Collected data
··········

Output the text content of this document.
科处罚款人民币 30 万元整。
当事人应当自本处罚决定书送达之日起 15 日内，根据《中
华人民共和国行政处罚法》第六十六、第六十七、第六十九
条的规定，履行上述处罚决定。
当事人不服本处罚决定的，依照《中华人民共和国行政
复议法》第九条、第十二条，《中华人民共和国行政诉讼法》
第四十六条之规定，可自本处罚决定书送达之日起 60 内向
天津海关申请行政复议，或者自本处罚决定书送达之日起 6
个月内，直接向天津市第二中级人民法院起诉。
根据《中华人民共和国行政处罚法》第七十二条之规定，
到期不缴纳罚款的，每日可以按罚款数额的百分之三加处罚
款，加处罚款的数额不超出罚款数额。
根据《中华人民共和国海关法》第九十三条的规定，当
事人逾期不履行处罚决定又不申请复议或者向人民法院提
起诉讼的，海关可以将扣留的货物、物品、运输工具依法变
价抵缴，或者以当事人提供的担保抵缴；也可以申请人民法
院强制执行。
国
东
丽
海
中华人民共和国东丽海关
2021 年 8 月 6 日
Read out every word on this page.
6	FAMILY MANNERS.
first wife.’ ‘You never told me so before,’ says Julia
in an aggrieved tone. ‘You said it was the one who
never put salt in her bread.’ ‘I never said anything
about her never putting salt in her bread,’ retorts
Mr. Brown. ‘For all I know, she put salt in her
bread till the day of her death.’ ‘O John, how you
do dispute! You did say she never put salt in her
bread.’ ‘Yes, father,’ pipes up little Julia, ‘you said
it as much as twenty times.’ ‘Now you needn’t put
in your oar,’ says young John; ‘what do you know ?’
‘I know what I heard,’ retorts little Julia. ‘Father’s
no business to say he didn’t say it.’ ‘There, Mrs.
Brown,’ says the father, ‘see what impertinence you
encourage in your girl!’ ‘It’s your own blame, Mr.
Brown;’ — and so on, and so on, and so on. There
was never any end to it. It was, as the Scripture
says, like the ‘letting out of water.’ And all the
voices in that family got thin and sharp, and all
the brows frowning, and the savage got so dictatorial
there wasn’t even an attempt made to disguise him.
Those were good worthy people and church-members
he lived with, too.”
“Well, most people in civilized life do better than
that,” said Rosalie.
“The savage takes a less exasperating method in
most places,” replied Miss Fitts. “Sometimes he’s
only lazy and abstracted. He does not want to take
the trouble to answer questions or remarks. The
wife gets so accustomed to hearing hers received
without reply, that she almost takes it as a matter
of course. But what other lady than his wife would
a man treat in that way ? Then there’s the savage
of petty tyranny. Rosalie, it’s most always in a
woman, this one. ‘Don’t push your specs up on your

··········

■ GIVEN PROBLEM: Write out the material exactly as given.

■ COMPLETE OUTPUT:
Output the text content of this document.
科处罚款人民币 30 万元整。
当事人应当自本处罚决定书送达之日起 15 日内，根据《中
华人民共和国行政处罚法》第六十六、第六十七、第六十九
条的规定，履行上述处罚决定。
当事人不服本处罚决定的，依照《中华人民共和国行政
复议法》第九条、第十二条，《中华人民共和国行政诉讼法》
第四十六条之规定，可自本处罚决定书送达之日起 60 内向
天津海关申请行政复议，或者自本处罚决定书送达之日起 6
个月内，直接向天津市第二中级人民法院起诉。
根据《中华人民共和国行政处罚法》第七十二条之规定，
到期不缴纳罚款的，每日可以按罚款数额的百分之三加处罚
款，加处罚款的数额不超出罚款数额。
根据《中华人民共和国海关法》第九十三条的规定，当
事人逾期不履行处罚决定又不申请复议或者向人民法院提
起诉讼的，海关可以将扣留的货物、物品、运输工具依法变
价抵缴，或者以当事人提供的担保抵缴；也可以申请人民法
院强制执行。
国
东
丽
海
中华人民共和国东丽海关
2021 年 8 月 6 日
Read out every word on this page.
6	FAMILY MANNERS.
first wife.’ ‘You never told me so before,’ says Julia
in an aggrieved tone. ‘You said it was the one who
never put salt in her bread.’ ‘I never said anything
about her never putting salt in her bread,’ retorts
Mr. Brown. ‘For all I know, she put salt in her
bread till the day of her death.’ ‘O John, how you
do dispute! You did say she never put salt in her
bread.’ ‘Yes, father,’ pipes up little Julia, ‘you said
it as much as twenty times.’ ‘Now you needn’t put
in your oar,’ says young John; ‘what do you know ?’
‘I know what I heard,’ retorts little Julia. ‘Father’s
no business to say he didn’t say it.’ ‘There, Mrs.
Brown,’ says the father, ‘see what impertinence you
encourage in your girl!’ ‘It’s your own blame, Mr.
Brown;’ — and so on, and so on, and so on. There
was never any end to it. It was, as the Scripture
says, like the ‘letting out of water.’ And all the
voices in that family got thin and sharp, and all
the brows frowning, and the savage got so dictatorial
there wasn’t even an attempt made to disguise him.
Those were good worthy people and church-members
he lived with, too.”
“Well, most people in civilized life do better than
that,” said Rosalie.
“The savage takes a less exasperating method in
most places,” replied Miss Fitts. “Sometimes he’s
only lazy and abstracted. He does not want to take
the trouble to answer questions or remarks. The
wife gets so accustomed to hearing hers received
without reply, that she almost takes it as a matter
of course. But what other lady than his wife would
a man treat in that way ? Then there’s the savage
of petty tyranny. Rosalie, it’s most always in a
woman, this one. ‘Don’t push your specs up on your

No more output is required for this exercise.